* **Task description**: Extract all of the entries and set them down verbatim.
-- Start Extracted information --
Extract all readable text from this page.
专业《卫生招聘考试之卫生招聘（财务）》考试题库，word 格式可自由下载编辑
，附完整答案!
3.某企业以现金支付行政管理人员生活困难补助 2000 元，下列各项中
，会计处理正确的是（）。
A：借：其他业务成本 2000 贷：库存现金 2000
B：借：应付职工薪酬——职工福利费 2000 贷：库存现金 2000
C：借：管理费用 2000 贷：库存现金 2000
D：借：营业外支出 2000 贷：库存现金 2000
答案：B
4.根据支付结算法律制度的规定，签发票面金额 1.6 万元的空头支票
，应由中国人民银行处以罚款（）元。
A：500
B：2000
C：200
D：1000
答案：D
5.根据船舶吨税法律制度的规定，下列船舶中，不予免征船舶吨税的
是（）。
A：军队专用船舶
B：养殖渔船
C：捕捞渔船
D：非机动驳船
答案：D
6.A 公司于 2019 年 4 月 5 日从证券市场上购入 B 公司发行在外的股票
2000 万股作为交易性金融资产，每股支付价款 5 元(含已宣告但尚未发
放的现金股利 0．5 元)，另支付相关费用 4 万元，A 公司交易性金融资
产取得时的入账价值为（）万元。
-- End Extracted information --
* **Answer below**:
Extract all readable text from this page.
专业《卫生招聘考试之卫生招聘（财务）》考试题库，word 格式可自由下载编辑
，附完整答案!
3.某企业以现金支付行政管理人员生活困难补助 2000 元，下列各项中
，会计处理正确的是（）。
A：借：其他业务成本 2000 贷：库存现金 2000
B：借：应付职工薪酬——职工福利费 2000 贷：库存现金 2000
C：借：管理费用 2000 贷：库存现金 2000
D：借：营业外支出 2000 贷：库存现金 2000
答案：B
4.根据支付结算法律制度的规定，签发票面金额 1.6 万元的空头支票
，应由中国人民银行处以罚款（）元。
A：500
B：2000
C：200
D：1000
答案：D
5.根据船舶吨税法律制度的规定，下列船舶中，不予免征船舶吨税的
是（）。
A：军队专用船舶
B：养殖渔船
C：捕捞渔船
D：非机动驳船
答案：D
6.A 公司于 2019 年 4 月 5 日从证券市场上购入 B 公司发行在外的股票
2000 万股作为交易性金融资产，每股支付价款 5 元(含已宣告但尚未发
放的现金股利 0．5 元)，另支付相关费用 4 万元，A 公司交易性金融资
产取得时的入账价值为（）万元。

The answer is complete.